** START OF Material **
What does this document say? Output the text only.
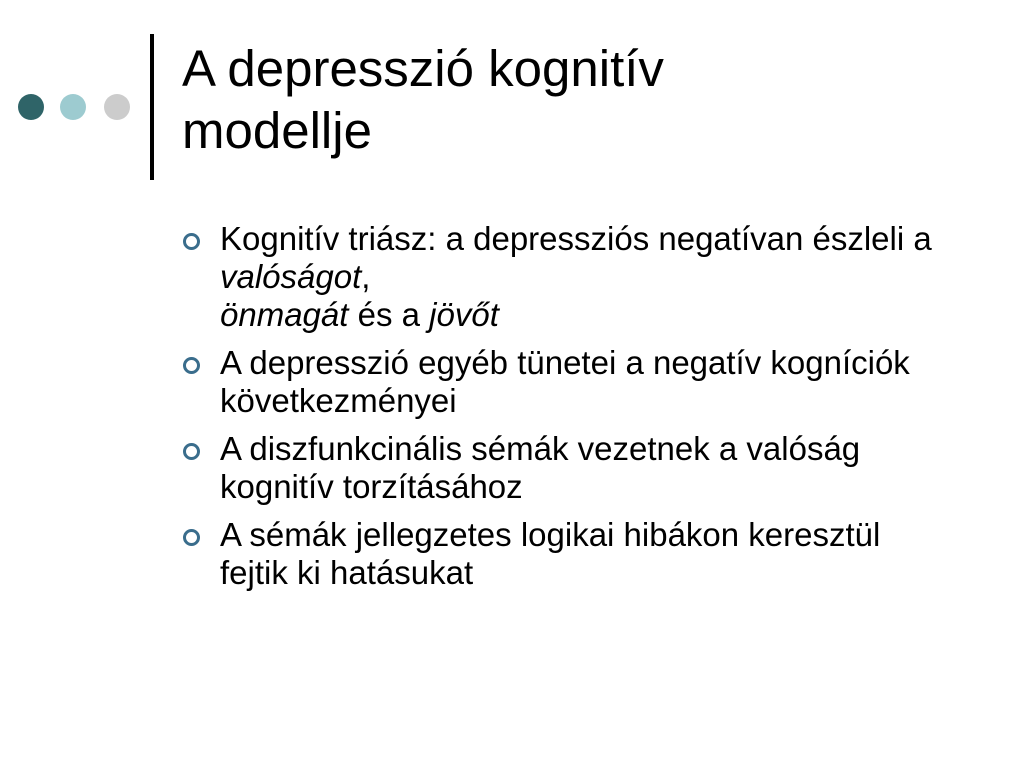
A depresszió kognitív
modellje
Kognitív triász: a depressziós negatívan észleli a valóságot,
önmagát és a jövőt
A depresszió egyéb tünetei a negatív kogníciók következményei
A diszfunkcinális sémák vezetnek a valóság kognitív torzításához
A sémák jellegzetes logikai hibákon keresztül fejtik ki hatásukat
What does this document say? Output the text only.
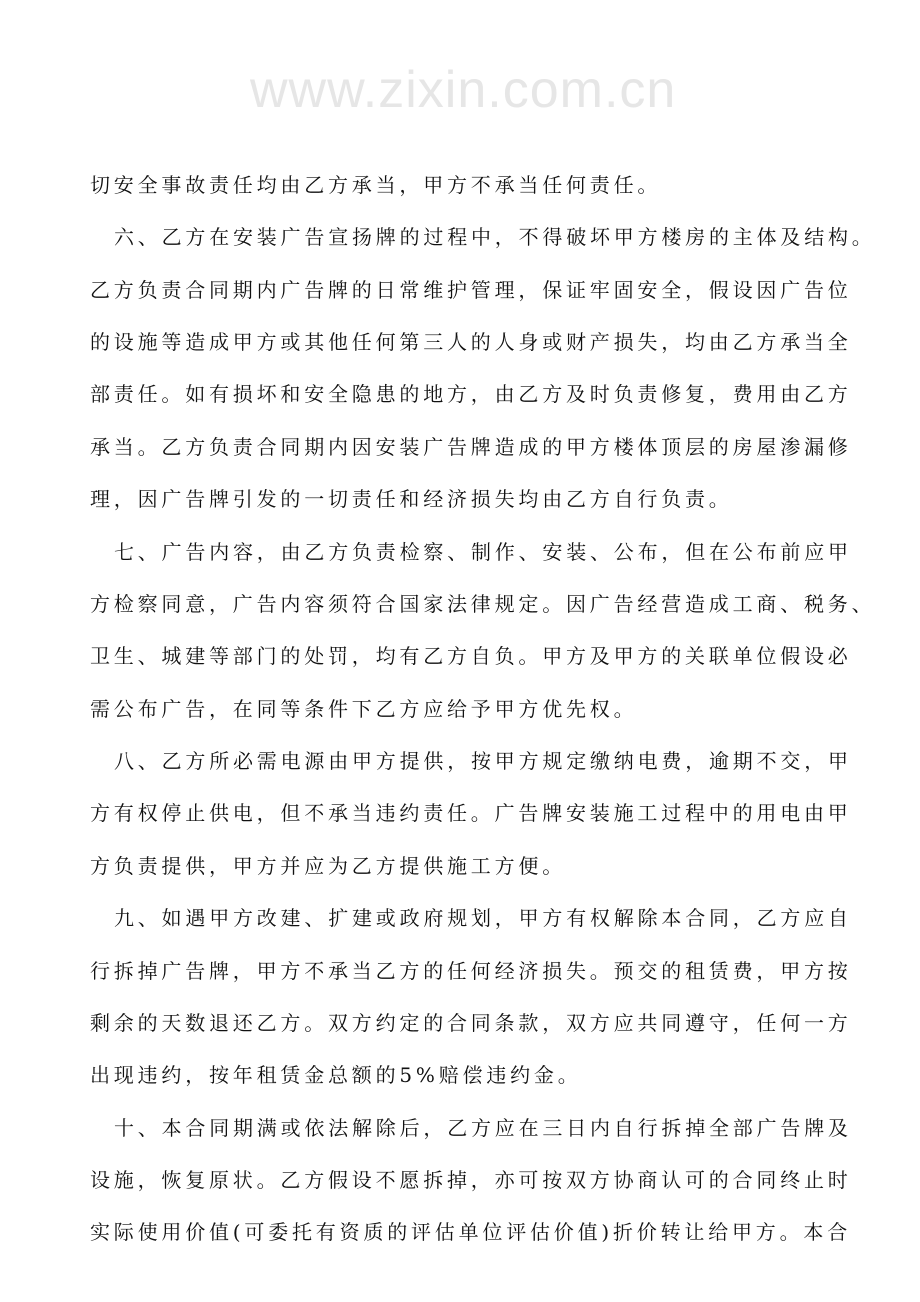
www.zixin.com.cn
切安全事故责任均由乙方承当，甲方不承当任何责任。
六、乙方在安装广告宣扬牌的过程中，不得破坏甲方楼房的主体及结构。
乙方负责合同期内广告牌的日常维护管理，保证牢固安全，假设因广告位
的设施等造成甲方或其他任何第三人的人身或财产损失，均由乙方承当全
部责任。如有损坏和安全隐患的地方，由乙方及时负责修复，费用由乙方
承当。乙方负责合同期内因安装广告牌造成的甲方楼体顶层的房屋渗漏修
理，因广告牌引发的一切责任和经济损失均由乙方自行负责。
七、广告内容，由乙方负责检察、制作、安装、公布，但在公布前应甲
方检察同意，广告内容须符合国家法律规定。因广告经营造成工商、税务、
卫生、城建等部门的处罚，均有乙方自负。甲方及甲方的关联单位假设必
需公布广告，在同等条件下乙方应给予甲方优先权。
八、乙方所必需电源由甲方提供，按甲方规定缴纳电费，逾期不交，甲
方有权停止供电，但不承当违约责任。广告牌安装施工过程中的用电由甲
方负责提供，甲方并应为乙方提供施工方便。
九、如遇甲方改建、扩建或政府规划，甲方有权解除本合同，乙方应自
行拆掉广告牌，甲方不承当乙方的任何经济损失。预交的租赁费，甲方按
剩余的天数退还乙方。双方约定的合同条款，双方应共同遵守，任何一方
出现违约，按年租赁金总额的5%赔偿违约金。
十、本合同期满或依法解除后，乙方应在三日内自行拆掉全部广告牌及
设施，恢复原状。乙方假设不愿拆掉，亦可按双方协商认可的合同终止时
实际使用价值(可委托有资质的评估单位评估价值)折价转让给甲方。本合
** END OF Material **
Problem details: Exactly reproduce each record, leaving out any pictures.

Written answer:
What does this document say? Output the text only.
A depresszió kognitív
modellje
Kognitív triász: a depressziós negatívan észleli a valóságot,
önmagát és a jövőt
A depresszió egyéb tünetei a negatív kogníciók következményei
A diszfunkcinális sémák vezetnek a valóság kognitív torzításához
A sémák jellegzetes logikai hibákon keresztül fejtik ki hatásukat
What does this document say? Output the text only.
www.zixin.com.cn
切安全事故责任均由乙方承当，甲方不承当任何责任。
六、乙方在安装广告宣扬牌的过程中，不得破坏甲方楼房的主体及结构。
乙方负责合同期内广告牌的日常维护管理，保证牢固安全，假设因广告位
的设施等造成甲方或其他任何第三人的人身或财产损失，均由乙方承当全
部责任。如有损坏和安全隐患的地方，由乙方及时负责修复，费用由乙方
承当。乙方负责合同期内因安装广告牌造成的甲方楼体顶层的房屋渗漏修
理，因广告牌引发的一切责任和经济损失均由乙方自行负责。
七、广告内容，由乙方负责检察、制作、安装、公布，但在公布前应甲
方检察同意，广告内容须符合国家法律规定。因广告经营造成工商、税务、
卫生、城建等部门的处罚，均有乙方自负。甲方及甲方的关联单位假设必
需公布广告，在同等条件下乙方应给予甲方优先权。
八、乙方所必需电源由甲方提供，按甲方规定缴纳电费，逾期不交，甲
方有权停止供电，但不承当违约责任。广告牌安装施工过程中的用电由甲
方负责提供，甲方并应为乙方提供施工方便。
九、如遇甲方改建、扩建或政府规划，甲方有权解除本合同，乙方应自
行拆掉广告牌，甲方不承当乙方的任何经济损失。预交的租赁费，甲方按
剩余的天数退还乙方。双方约定的合同条款，双方应共同遵守，任何一方
出现违约，按年租赁金总额的5%赔偿违约金。
十、本合同期满或依法解除后，乙方应在三日内自行拆掉全部广告牌及
设施，恢复原状。乙方假设不愿拆掉，亦可按双方协商认可的合同终止时
实际使用价值(可委托有资质的评估单位评估价值)折价转让给甲方。本合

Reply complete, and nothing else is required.